**AIM:**
Please finish out the circle tangent proof, picking up right after its last line.

── DOCUMENT EXTRACT ──

Math, asked by sraghavsharma3842, 11 months ago

Seg AB is a diameter of a circle with centre P. Seg AC is
a chord. A secant through P and parallel to seg AC intersects
the tangent drawn at C in D. Prove that line DB is a tangent
to the circle.

Answers

Answered by bhagyashreechowdhury
26

The line DB is proved to be a tangent to the given circle.

Step-by-step explanation:

It is given that,

Segment AB is a diameter of the circle with centre P

Segment AC is a chord

CD is a tangent drawn at point C.

We know that a line is a tangent to a circle if the line is perpendicular to the radius drawn to the point of tangency.

CP ⊥ CD

∠PCD = 90° ….. (i)

Considering ∆APC, we have  

AP = CP ….. [radius of the circle]

∠PAC = ∠PCA ….. [angles opposite to equal sides are also equal] …. (ii)

Also, we have AC // PD

So,  

∠PCA = ∠CPD ……. [alternate angles] ….. (iii)

───
── DATA EXCERPTS ──

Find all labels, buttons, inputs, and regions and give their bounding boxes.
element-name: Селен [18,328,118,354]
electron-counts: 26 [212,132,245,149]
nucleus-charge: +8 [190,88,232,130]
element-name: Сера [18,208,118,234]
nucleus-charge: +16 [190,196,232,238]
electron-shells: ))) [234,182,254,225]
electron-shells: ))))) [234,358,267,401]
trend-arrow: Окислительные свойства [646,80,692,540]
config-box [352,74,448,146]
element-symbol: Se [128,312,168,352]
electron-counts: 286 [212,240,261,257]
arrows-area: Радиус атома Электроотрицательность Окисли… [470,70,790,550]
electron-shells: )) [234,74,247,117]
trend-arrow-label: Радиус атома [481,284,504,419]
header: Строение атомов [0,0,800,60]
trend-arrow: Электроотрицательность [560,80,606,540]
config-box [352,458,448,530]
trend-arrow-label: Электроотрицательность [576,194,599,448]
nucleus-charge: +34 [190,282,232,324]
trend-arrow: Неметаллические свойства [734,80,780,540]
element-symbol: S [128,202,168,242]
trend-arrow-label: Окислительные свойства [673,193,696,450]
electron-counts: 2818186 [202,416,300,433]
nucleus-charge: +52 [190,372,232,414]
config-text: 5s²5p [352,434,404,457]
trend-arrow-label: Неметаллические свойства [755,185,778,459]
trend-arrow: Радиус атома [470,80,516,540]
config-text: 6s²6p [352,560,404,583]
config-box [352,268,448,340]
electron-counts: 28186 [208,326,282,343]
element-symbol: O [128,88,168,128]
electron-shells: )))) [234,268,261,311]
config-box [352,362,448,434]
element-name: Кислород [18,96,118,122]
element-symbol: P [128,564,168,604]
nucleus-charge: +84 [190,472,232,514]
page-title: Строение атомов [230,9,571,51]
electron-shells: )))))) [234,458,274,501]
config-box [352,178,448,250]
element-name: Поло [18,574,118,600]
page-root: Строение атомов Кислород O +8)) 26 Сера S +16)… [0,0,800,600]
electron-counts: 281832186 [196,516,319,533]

───

**ANSWER TO THIS EXERCISE:**
∠PAC = ∠DPB …… [corresponding angles] …… (iv)

From (i), (ii) & (iii), we get

∠CPD = ∠DPB ….. (v)

Now, in ∆ CPD and ∆ BPD, we have

PD = PD ……. [common side of both the triangle]

∠CPD = ∠DPB …… [from (v)]

CP = BP …… [radius of the circle]

By SAS, ∆ CPD ≅ ∆ BPD

∠PCD = ∠PBD …… [By Corresponding Parts of Congruent Triangles] …… (vi)

From (i) & (vi), we get

∠PBD = 90°

⇒ PB ⊥ DB

So, according to the converse tangent theorem if a line is perpendicular to the radius at its endpoint then the line is tangent to the circle.

DB is tangent to the circle at point B.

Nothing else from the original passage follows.